Exercise aim.
Determine how many lines contain the string "polyline", then reply with that figure only.

** start of Record extracts **

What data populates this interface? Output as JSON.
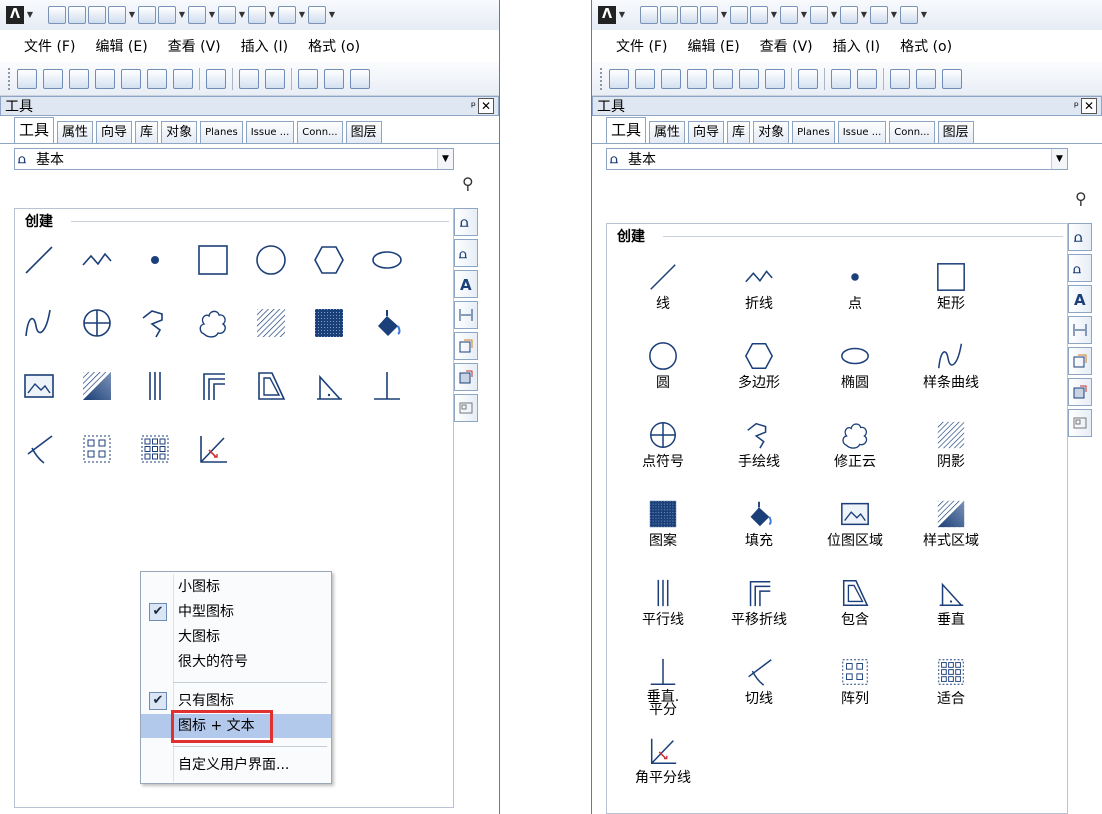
{
  "menu": {
    "file": "文件 (F)",
    "edit": "编辑 (E)",
    "view": "查看 (V)",
    "insert": "插入 (I)",
    "format": "格式 (o)"
  },
  "panel_title": "工具",
  "pin_glyph": "ᴘ",
  "close_glyph": "✕",
  "tabs": [
    "工具",
    "属性",
    "向导",
    "库",
    "对象",
    "Planes",
    "Issue ...",
    "Conn...",
    "图层"
  ],
  "combo_value": "基本",
  "group_title": "创建",
  "context_menu": {
    "small_icons": "小图标",
    "medium_icons": "中型图标",
    "large_icons": "大图标",
    "huge_icons": "很大的符号",
    "icons_only": "只有图标",
    "icons_text": "图标 + 文本",
    "customize": "自定义用户界面..."
  },
  "tools": [
    {
      "label": "线",
      "icon": "line-icon"
    },
    {
      "label": "折线",
      "icon": "polyline-icon"
    },
    {
      "label": "点",
      "icon": "point-icon"
    },
    {
      "label": "矩形",
      "icon": "rectangle-icon"
    },
    {
      "label": "圆",
      "icon": "circle-icon"
    },
    {
      "label": "多边形",
      "icon": "polygon-icon"
    },
    {
      "label": "椭圆",
      "icon": "ellipse-icon"
    },
    {
      "label": "样条曲线",
      "icon": "spline-icon"
    },
    {
      "label": "点符号",
      "icon": "point-symbol-icon"
    },
    {
      "label": "手绘线",
      "icon": "freehand-icon"
    },
    {
      "label": "修正云",
      "icon": "revision-cloud-icon"
    },
    {
      "label": "阴影",
      "icon": "hatch-icon"
    },
    {
      "label": "图案",
      "icon": "pattern-icon"
    },
    {
      "label": "填充",
      "icon": "fill-icon"
    },
    {
      "label": "位图区域",
      "icon": "bitmap-area-icon"
    },
    {
      "label": "样式区域",
      "icon": "style-area-icon"
    },
    {
      "label": "平行线",
      "icon": "parallel-line-icon"
    },
    {
      "label": "平移折线",
      "icon": "offset-polyline-icon"
    },
    {
      "label": "包含",
      "icon": "envelope-icon"
    },
    {
      "label": "垂直",
      "icon": "perpendicular-icon"
    },
    {
      "label": "垂直.\n平分",
      "icon": "perp-bisector-icon"
    },
    {
      "label": "切线",
      "icon": "tangent-icon"
    },
    {
      "label": "阵列",
      "icon": "array-icon"
    },
    {
      "label": "适合",
      "icon": "fit-icon"
    },
    {
      "label": "角平分线",
      "icon": "angle-bisector-icon"
    }
  ],
  "colors": {
    "accent": "#1b3f78",
    "highlight": "#b3c9ec",
    "red_box": "#e03030"
  }
}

** end of Record extracts **

Finished exercise.
2